=== STATED EXERCISE ===
Give only a count of the lines that include the string "Qualified".

=== SUPPLIED INFORMATION ===
-- start --

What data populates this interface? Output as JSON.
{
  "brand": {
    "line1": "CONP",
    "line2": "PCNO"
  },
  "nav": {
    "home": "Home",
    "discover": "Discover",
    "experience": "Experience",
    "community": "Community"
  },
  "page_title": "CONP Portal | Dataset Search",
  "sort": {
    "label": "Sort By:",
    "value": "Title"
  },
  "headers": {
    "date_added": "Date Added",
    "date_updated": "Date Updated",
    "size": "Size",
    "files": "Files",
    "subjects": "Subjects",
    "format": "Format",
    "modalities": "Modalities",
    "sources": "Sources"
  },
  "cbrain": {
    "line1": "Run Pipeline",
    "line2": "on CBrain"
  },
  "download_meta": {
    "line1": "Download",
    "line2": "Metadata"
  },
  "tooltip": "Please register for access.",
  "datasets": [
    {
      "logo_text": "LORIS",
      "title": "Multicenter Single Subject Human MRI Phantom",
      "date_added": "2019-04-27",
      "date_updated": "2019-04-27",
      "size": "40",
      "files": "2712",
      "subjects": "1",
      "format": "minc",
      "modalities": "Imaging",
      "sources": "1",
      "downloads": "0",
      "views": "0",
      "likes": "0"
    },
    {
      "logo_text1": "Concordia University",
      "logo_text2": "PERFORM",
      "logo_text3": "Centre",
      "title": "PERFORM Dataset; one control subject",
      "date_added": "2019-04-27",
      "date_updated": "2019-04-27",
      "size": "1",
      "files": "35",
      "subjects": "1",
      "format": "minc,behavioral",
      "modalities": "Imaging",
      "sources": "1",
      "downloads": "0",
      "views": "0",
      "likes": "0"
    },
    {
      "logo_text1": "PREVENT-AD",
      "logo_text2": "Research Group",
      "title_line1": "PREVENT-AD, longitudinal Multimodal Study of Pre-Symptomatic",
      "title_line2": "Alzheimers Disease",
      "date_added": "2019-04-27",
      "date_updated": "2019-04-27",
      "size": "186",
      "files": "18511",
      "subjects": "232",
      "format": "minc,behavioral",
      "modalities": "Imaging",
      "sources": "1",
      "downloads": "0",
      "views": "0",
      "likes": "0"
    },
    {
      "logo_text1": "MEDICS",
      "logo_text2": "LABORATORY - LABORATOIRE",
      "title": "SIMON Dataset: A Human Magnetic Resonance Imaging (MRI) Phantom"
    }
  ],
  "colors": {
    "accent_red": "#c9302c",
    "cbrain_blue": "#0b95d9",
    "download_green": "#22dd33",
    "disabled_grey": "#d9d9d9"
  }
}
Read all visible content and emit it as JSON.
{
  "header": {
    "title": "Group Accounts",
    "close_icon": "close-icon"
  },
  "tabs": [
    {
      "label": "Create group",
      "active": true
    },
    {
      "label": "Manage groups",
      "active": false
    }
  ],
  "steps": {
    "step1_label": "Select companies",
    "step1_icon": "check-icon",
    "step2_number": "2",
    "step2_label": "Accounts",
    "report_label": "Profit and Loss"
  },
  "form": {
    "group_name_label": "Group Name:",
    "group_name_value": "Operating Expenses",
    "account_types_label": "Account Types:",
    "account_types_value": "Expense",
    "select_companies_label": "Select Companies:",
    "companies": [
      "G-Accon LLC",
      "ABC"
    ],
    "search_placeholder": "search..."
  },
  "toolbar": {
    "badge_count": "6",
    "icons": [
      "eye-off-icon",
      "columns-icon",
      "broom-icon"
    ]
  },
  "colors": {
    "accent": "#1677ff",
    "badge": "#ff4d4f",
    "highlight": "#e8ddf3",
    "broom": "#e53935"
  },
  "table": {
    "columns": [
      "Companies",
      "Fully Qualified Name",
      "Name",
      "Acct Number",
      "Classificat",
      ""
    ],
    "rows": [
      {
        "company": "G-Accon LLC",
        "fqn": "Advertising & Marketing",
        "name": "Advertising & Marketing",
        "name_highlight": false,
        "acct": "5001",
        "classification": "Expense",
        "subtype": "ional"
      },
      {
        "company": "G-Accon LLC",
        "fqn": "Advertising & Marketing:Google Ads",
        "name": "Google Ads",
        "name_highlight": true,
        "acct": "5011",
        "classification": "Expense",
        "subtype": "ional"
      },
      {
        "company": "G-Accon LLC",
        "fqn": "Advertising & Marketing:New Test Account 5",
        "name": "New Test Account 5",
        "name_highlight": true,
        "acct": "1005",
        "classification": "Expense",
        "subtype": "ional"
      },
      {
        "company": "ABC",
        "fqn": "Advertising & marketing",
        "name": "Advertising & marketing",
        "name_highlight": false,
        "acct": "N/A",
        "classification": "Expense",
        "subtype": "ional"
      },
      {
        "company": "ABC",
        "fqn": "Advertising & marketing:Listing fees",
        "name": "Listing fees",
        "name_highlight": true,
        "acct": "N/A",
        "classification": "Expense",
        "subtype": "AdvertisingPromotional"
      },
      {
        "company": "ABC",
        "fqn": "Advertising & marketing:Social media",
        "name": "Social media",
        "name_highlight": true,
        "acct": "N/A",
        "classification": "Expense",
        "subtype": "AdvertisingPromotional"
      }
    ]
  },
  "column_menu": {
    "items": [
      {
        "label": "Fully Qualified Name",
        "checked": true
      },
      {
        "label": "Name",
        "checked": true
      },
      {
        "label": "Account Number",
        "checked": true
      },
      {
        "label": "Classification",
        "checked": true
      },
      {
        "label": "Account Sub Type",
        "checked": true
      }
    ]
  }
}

-- end --

=== SOLUTION TO THIS TASK ===
2